● Source records:
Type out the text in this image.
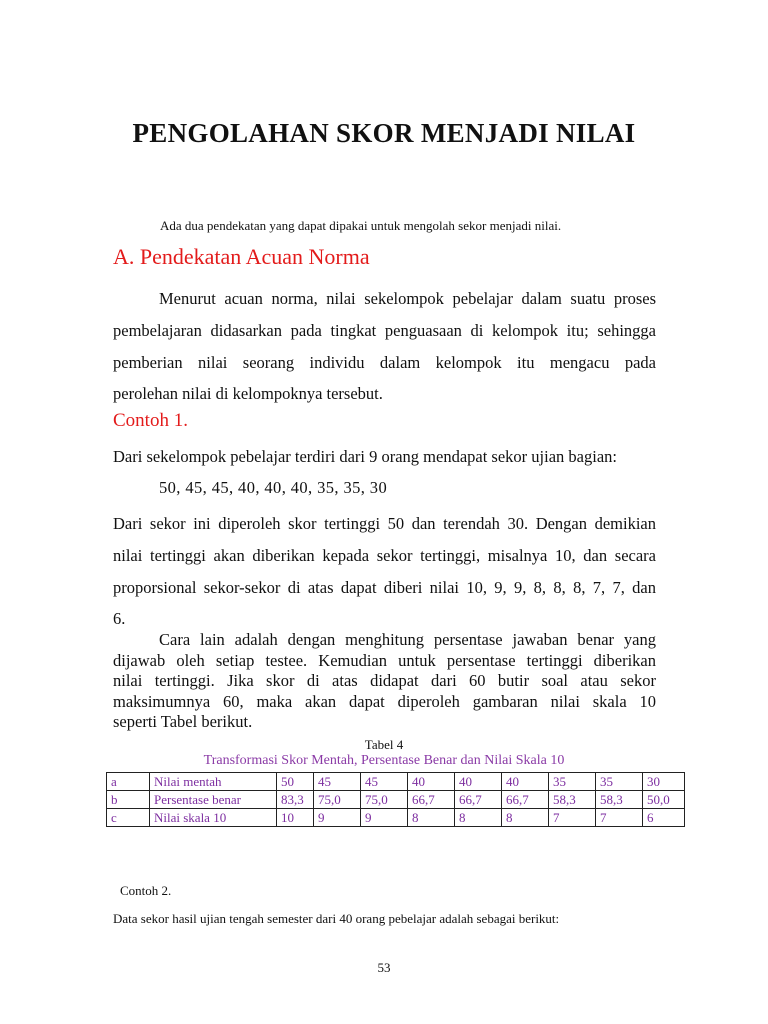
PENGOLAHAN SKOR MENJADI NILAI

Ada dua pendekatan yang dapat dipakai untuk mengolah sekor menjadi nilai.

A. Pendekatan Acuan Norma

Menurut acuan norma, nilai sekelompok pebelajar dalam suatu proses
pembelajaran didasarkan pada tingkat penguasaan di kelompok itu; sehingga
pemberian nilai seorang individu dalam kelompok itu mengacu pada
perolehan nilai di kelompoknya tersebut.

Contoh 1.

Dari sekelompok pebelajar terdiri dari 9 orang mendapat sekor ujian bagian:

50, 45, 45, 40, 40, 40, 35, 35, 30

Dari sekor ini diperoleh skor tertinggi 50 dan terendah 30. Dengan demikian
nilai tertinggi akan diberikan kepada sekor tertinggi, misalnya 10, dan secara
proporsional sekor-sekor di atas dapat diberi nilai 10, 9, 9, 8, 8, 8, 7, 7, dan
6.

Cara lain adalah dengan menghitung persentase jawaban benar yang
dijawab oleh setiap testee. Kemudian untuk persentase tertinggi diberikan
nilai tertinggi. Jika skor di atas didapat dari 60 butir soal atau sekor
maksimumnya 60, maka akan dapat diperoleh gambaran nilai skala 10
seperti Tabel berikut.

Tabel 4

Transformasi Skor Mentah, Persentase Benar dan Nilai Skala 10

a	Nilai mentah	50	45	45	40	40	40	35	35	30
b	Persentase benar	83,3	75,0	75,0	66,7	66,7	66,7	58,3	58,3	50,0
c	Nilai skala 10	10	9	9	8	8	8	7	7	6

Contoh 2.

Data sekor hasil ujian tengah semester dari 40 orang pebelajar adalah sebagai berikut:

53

● Exercise description:
Restate each of the entries above word for word and skip every image.

● Exercise solution:
Type out the text in this image.
PENGOLAHAN SKOR MENJADI NILAI

Ada dua pendekatan yang dapat dipakai untuk mengolah sekor menjadi nilai.

A. Pendekatan Acuan Norma

Menurut acuan norma, nilai sekelompok pebelajar dalam suatu proses
pembelajaran didasarkan pada tingkat penguasaan di kelompok itu; sehingga
pemberian nilai seorang individu dalam kelompok itu mengacu pada
perolehan nilai di kelompoknya tersebut.

Contoh 1.

Dari sekelompok pebelajar terdiri dari 9 orang mendapat sekor ujian bagian:

50, 45, 45, 40, 40, 40, 35, 35, 30

Dari sekor ini diperoleh skor tertinggi 50 dan terendah 30. Dengan demikian
nilai tertinggi akan diberikan kepada sekor tertinggi, misalnya 10, dan secara
proporsional sekor-sekor di atas dapat diberi nilai 10, 9, 9, 8, 8, 8, 7, 7, dan
6.

Cara lain adalah dengan menghitung persentase jawaban benar yang
dijawab oleh setiap testee. Kemudian untuk persentase tertinggi diberikan
nilai tertinggi. Jika skor di atas didapat dari 60 butir soal atau sekor
maksimumnya 60, maka akan dapat diperoleh gambaran nilai skala 10
seperti Tabel berikut.

Tabel 4

Transformasi Skor Mentah, Persentase Benar dan Nilai Skala 10

a	Nilai mentah	50	45	45	40	40	40	35	35	30
b	Persentase benar	83,3	75,0	75,0	66,7	66,7	66,7	58,3	58,3	50,0
c	Nilai skala 10	10	9	9	8	8	8	7	7	6

Contoh 2.

Data sekor hasil ujian tengah semester dari 40 orang pebelajar adalah sebagai berikut:

53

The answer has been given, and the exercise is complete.